# Work to be completed
Read through the records below and copy each line that uses the word "desc".

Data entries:
* * *
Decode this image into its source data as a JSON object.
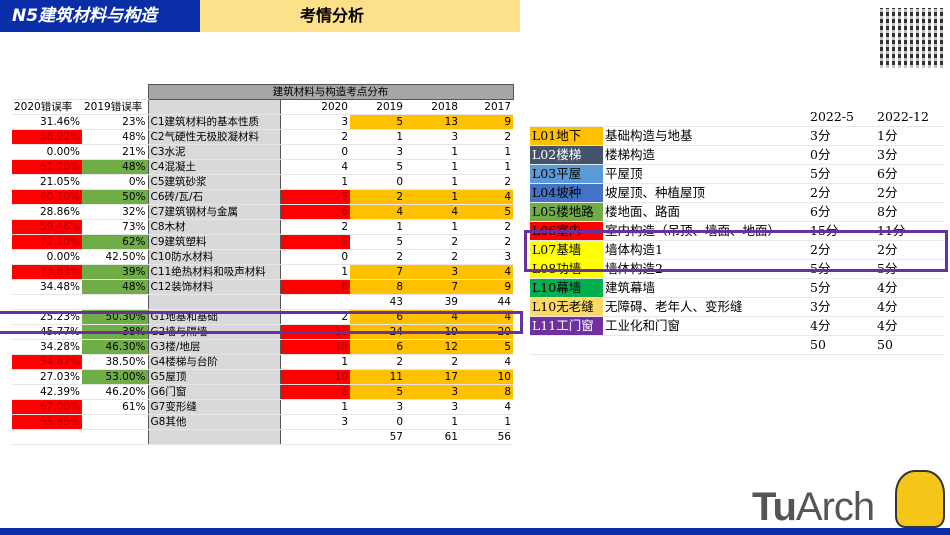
{
  "header": {
    "course": "N5建筑材料与构造",
    "section": "考情分析"
  },
  "logo": "TuArch",
  "left_table": {
    "title": "建筑材料与构造考点分布",
    "rate_headers": [
      "2020错误率",
      "2019错误率"
    ],
    "years": [
      "2020",
      "2019",
      "2018",
      "2017"
    ],
    "rows": [
      {
        "r2020": "31.46%",
        "r2020c": "",
        "r2019": "23%",
        "r2019c": "",
        "name": "C1建筑材料的基本性质",
        "v": [
          "3",
          "5",
          "13",
          "9"
        ],
        "vc": [
          "",
          "org",
          "org",
          "org"
        ]
      },
      {
        "r2020": "58.92%",
        "r2020c": "red",
        "r2019": "48%",
        "r2019c": "",
        "name": "C2气硬性无极胶凝材料",
        "v": [
          "2",
          "1",
          "3",
          "2"
        ],
        "vc": [
          "",
          "",
          "",
          ""
        ]
      },
      {
        "r2020": "0.00%",
        "r2020c": "",
        "r2019": "21%",
        "r2019c": "",
        "name": "C3水泥",
        "v": [
          "0",
          "3",
          "1",
          "1"
        ],
        "vc": [
          "",
          "",
          "",
          ""
        ]
      },
      {
        "r2020": "51.20%",
        "r2020c": "red",
        "r2019": "48%",
        "r2019c": "grn",
        "name": "C4混凝土",
        "v": [
          "4",
          "5",
          "1",
          "1"
        ],
        "vc": [
          "",
          "",
          "",
          ""
        ]
      },
      {
        "r2020": "21.05%",
        "r2020c": "",
        "r2019": "0%",
        "r2019c": "",
        "name": "C5建筑砂浆",
        "v": [
          "1",
          "0",
          "1",
          "2"
        ],
        "vc": [
          "",
          "",
          "",
          ""
        ]
      },
      {
        "r2020": "60.10%",
        "r2020c": "red",
        "r2019": "50%",
        "r2019c": "grn",
        "name": "C6砖/瓦/石",
        "v": [
          "5",
          "2",
          "1",
          "4"
        ],
        "vc": [
          "red",
          "org",
          "org",
          "org"
        ]
      },
      {
        "r2020": "28.86%",
        "r2020c": "",
        "r2019": "32%",
        "r2019c": "",
        "name": "C7建筑钢材与金属",
        "v": [
          "6",
          "4",
          "4",
          "5"
        ],
        "vc": [
          "red",
          "org",
          "org",
          "org"
        ]
      },
      {
        "r2020": "59.46%",
        "r2020c": "red",
        "r2019": "73%",
        "r2019c": "",
        "name": "C8木材",
        "v": [
          "2",
          "1",
          "1",
          "2"
        ],
        "vc": [
          "",
          "",
          "",
          ""
        ]
      },
      {
        "r2020": "72.10%",
        "r2020c": "red",
        "r2019": "62%",
        "r2019c": "grn",
        "name": "C9建筑塑料",
        "v": [
          "5",
          "5",
          "2",
          "2"
        ],
        "vc": [
          "red",
          "",
          "",
          ""
        ]
      },
      {
        "r2020": "0.00%",
        "r2020c": "",
        "r2019": "42.50%",
        "r2019c": "",
        "name": "C10防水材料",
        "v": [
          "0",
          "2",
          "2",
          "3"
        ],
        "vc": [
          "",
          "",
          "",
          ""
        ]
      },
      {
        "r2020": "73.83%",
        "r2020c": "red",
        "r2019": "39%",
        "r2019c": "grn",
        "name": "C11绝热材料和吸声材料",
        "v": [
          "1",
          "7",
          "3",
          "4"
        ],
        "vc": [
          "",
          "org",
          "org",
          "org"
        ]
      },
      {
        "r2020": "34.48%",
        "r2020c": "",
        "r2019": "48%",
        "r2019c": "grn",
        "name": "C12装饰材料",
        "v": [
          "8",
          "8",
          "7",
          "9"
        ],
        "vc": [
          "red",
          "org",
          "org",
          "org"
        ]
      },
      {
        "r2020": "",
        "r2020c": "",
        "r2019": "",
        "r2019c": "",
        "name": "",
        "v": [
          "",
          "43",
          "39",
          "44"
        ],
        "vc": [
          "",
          "",
          "",
          ""
        ]
      },
      {
        "r2020": "25.23%",
        "r2020c": "",
        "r2019": "50.30%",
        "r2019c": "grn",
        "name": "G1地基和基础",
        "v": [
          "2",
          "6",
          "4",
          "4"
        ],
        "vc": [
          "",
          "org",
          "org",
          "org"
        ]
      },
      {
        "r2020": "45.77%",
        "r2020c": "",
        "r2019": "38%",
        "r2019c": "grn",
        "name": "G2墙与隔墙",
        "v": [
          "13",
          "24",
          "19",
          "20"
        ],
        "vc": [
          "red",
          "org",
          "org",
          "org"
        ]
      },
      {
        "r2020": "34.28%",
        "r2020c": "",
        "r2019": "46.30%",
        "r2019c": "grn",
        "name": "G3楼/地层",
        "v": [
          "18",
          "6",
          "12",
          "5"
        ],
        "vc": [
          "red",
          "org",
          "org",
          "org"
        ]
      },
      {
        "r2020": "54.67%",
        "r2020c": "red",
        "r2019": "38.50%",
        "r2019c": "",
        "name": "G4楼梯与台阶",
        "v": [
          "1",
          "2",
          "2",
          "4"
        ],
        "vc": [
          "",
          "",
          "",
          ""
        ]
      },
      {
        "r2020": "27.03%",
        "r2020c": "",
        "r2019": "53.00%",
        "r2019c": "grn",
        "name": "G5屋顶",
        "v": [
          "10",
          "11",
          "17",
          "10"
        ],
        "vc": [
          "red",
          "org",
          "org",
          "org"
        ]
      },
      {
        "r2020": "42.39%",
        "r2020c": "",
        "r2019": "46.20%",
        "r2019c": "",
        "name": "G6门窗",
        "v": [
          "6",
          "5",
          "3",
          "8"
        ],
        "vc": [
          "red",
          "org",
          "org",
          "org"
        ]
      },
      {
        "r2020": "67.00%",
        "r2020c": "red",
        "r2019": "61%",
        "r2019c": "",
        "name": "G7变形缝",
        "v": [
          "1",
          "3",
          "3",
          "4"
        ],
        "vc": [
          "",
          "",
          "",
          ""
        ]
      },
      {
        "r2020": "55.85%",
        "r2020c": "red",
        "r2019": "",
        "r2019c": "",
        "name": "G8其他",
        "v": [
          "3",
          "0",
          "1",
          "1"
        ],
        "vc": [
          "",
          "",
          "",
          ""
        ]
      },
      {
        "r2020": "",
        "r2020c": "",
        "r2019": "",
        "r2019c": "",
        "name": "",
        "v": [
          "",
          "57",
          "61",
          "56"
        ],
        "vc": [
          "",
          "",
          "",
          ""
        ]
      }
    ]
  },
  "right_table": {
    "headers": [
      "2022-5",
      "2022-12"
    ],
    "rows": [
      {
        "code": "L01地下",
        "bg": "#ffc000",
        "fg": "#000000",
        "desc": "基础构造与地基",
        "a": "3分",
        "b": "1分"
      },
      {
        "code": "L02楼梯",
        "bg": "#44546a",
        "fg": "#ffffff",
        "desc": "楼梯构造",
        "a": "0分",
        "b": "3分"
      },
      {
        "code": "L03平屋",
        "bg": "#5b9bd5",
        "fg": "#000000",
        "desc": "平屋顶",
        "a": "5分",
        "b": "6分"
      },
      {
        "code": "L04坡种",
        "bg": "#4472c4",
        "fg": "#000000",
        "desc": "坡屋顶、种植屋顶",
        "a": "2分",
        "b": "2分"
      },
      {
        "code": "L05楼地路",
        "bg": "#70ad47",
        "fg": "#000000",
        "desc": "楼地面、路面",
        "a": "6分",
        "b": "8分"
      },
      {
        "code": "L06室内",
        "bg": "#ff0000",
        "fg": "#000000",
        "desc": "室内构造（吊顶、墙面、地面）",
        "a": "15分",
        "b": "11分"
      },
      {
        "code": "L07基墙",
        "bg": "#ffff00",
        "fg": "#000000",
        "desc": "墙体构造1",
        "a": "2分",
        "b": "2分"
      },
      {
        "code": "L08功墙",
        "bg": "#ffff00",
        "fg": "#000000",
        "desc": "墙体构造2",
        "a": "5分",
        "b": "5分"
      },
      {
        "code": "L10幕墙",
        "bg": "#00b050",
        "fg": "#000000",
        "desc": "建筑幕墙",
        "a": "5分",
        "b": "4分"
      },
      {
        "code": "L10无老缝",
        "bg": "#ffd966",
        "fg": "#000000",
        "desc": "无障碍、老年人、变形缝",
        "a": "3分",
        "b": "4分"
      },
      {
        "code": "L11工门窗",
        "bg": "#7030a0",
        "fg": "#ffffff",
        "desc": "工业化和门窗",
        "a": "4分",
        "b": "4分"
      },
      {
        "code": "",
        "bg": "",
        "fg": "",
        "desc": "",
        "a": "50",
        "b": "50"
      }
    ]
  }
}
* * *
# Solution for this exercise
        "desc": "基础构造与地基",
        "desc": "楼梯构造",
        "desc": "平屋顶",
        "desc": "坡屋顶、种植屋顶",
        "desc": "楼地面、路面",
        "desc": "室内构造（吊顶、墙面、地面）",
        "desc": "墙体构造1",
        "desc": "墙体构造2",
        "desc": "建筑幕墙",
        "desc": "无障碍、老年人、变形缝",
        "desc": "工业化和门窗",
        "desc": "",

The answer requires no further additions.